___ SOURCE RECORDS ___

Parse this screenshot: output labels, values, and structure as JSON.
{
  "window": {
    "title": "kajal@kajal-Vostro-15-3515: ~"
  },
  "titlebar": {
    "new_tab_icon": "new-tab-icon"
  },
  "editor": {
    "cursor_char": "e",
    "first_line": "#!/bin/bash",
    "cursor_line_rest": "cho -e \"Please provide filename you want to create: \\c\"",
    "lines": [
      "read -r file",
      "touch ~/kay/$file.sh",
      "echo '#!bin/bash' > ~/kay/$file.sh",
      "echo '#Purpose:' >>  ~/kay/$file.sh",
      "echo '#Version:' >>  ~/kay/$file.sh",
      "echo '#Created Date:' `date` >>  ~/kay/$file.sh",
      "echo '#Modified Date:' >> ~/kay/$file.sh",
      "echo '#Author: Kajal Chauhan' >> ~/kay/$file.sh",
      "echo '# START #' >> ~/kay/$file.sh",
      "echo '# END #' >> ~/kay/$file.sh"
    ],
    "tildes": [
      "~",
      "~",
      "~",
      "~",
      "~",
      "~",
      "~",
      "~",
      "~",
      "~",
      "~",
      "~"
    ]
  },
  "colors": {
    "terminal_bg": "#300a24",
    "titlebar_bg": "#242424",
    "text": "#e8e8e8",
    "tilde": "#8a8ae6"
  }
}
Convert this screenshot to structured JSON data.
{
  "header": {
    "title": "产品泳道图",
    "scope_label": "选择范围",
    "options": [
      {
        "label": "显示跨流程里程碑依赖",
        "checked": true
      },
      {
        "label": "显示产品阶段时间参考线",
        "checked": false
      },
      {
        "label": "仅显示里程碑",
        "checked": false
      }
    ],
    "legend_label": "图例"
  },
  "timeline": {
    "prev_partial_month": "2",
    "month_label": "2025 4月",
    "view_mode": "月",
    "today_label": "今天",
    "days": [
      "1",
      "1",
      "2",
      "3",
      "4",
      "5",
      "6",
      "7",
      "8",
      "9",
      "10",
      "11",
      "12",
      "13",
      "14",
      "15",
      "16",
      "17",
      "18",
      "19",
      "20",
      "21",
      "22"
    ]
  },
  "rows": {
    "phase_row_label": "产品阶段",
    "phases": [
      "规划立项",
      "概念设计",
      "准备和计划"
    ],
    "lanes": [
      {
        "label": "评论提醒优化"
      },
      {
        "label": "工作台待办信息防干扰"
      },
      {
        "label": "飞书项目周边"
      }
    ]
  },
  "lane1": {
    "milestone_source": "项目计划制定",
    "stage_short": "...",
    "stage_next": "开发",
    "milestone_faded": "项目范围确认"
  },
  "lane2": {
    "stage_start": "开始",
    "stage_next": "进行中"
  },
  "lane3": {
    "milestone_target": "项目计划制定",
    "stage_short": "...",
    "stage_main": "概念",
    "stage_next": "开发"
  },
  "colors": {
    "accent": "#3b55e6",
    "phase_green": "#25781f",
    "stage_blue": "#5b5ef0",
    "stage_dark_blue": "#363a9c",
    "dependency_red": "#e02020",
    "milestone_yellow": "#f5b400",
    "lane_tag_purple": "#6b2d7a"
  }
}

___

All of the data needs to be printed once more, exactly.

ANSWER FOR THE TASK »
Parse this screenshot: output labels, values, and structure as JSON.
{
  "window": {
    "title": "kajal@kajal-Vostro-15-3515: ~"
  },
  "titlebar": {
    "new_tab_icon": "new-tab-icon"
  },
  "editor": {
    "cursor_char": "e",
    "first_line": "#!/bin/bash",
    "cursor_line_rest": "cho -e \"Please provide filename you want to create: \\c\"",
    "lines": [
      "read -r file",
      "touch ~/kay/$file.sh",
      "echo '#!bin/bash' > ~/kay/$file.sh",
      "echo '#Purpose:' >>  ~/kay/$file.sh",
      "echo '#Version:' >>  ~/kay/$file.sh",
      "echo '#Created Date:' `date` >>  ~/kay/$file.sh",
      "echo '#Modified Date:' >> ~/kay/$file.sh",
      "echo '#Author: Kajal Chauhan' >> ~/kay/$file.sh",
      "echo '# START #' >> ~/kay/$file.sh",
      "echo '# END #' >> ~/kay/$file.sh"
    ],
    "tildes": [
      "~",
      "~",
      "~",
      "~",
      "~",
      "~",
      "~",
      "~",
      "~",
      "~",
      "~",
      "~"
    ]
  },
  "colors": {
    "terminal_bg": "#300a24",
    "titlebar_bg": "#242424",
    "text": "#e8e8e8",
    "tilde": "#8a8ae6"
  }
}
Convert this screenshot to structured JSON data.
{
  "header": {
    "title": "产品泳道图",
    "scope_label": "选择范围",
    "options": [
      {
        "label": "显示跨流程里程碑依赖",
        "checked": true
      },
      {
        "label": "显示产品阶段时间参考线",
        "checked": false
      },
      {
        "label": "仅显示里程碑",
        "checked": false
      }
    ],
    "legend_label": "图例"
  },
  "timeline": {
    "prev_partial_month": "2",
    "month_label": "2025 4月",
    "view_mode": "月",
    "today_label": "今天",
    "days": [
      "1",
      "1",
      "2",
      "3",
      "4",
      "5",
      "6",
      "7",
      "8",
      "9",
      "10",
      "11",
      "12",
      "13",
      "14",
      "15",
      "16",
      "17",
      "18",
      "19",
      "20",
      "21",
      "22"
    ]
  },
  "rows": {
    "phase_row_label": "产品阶段",
    "phases": [
      "规划立项",
      "概念设计",
      "准备和计划"
    ],
    "lanes": [
      {
        "label": "评论提醒优化"
      },
      {
        "label": "工作台待办信息防干扰"
      },
      {
        "label": "飞书项目周边"
      }
    ]
  },
  "lane1": {
    "milestone_source": "项目计划制定",
    "stage_short": "...",
    "stage_next": "开发",
    "milestone_faded": "项目范围确认"
  },
  "lane2": {
    "stage_start": "开始",
    "stage_next": "进行中"
  },
  "lane3": {
    "milestone_target": "项目计划制定",
    "stage_short": "...",
    "stage_main": "概念",
    "stage_next": "开发"
  },
  "colors": {
    "accent": "#3b55e6",
    "phase_green": "#25781f",
    "stage_blue": "#5b5ef0",
    "stage_dark_blue": "#363a9c",
    "dependency_red": "#e02020",
    "milestone_yellow": "#f5b400",
    "lane_tag_purple": "#6b2d7a"
  }
}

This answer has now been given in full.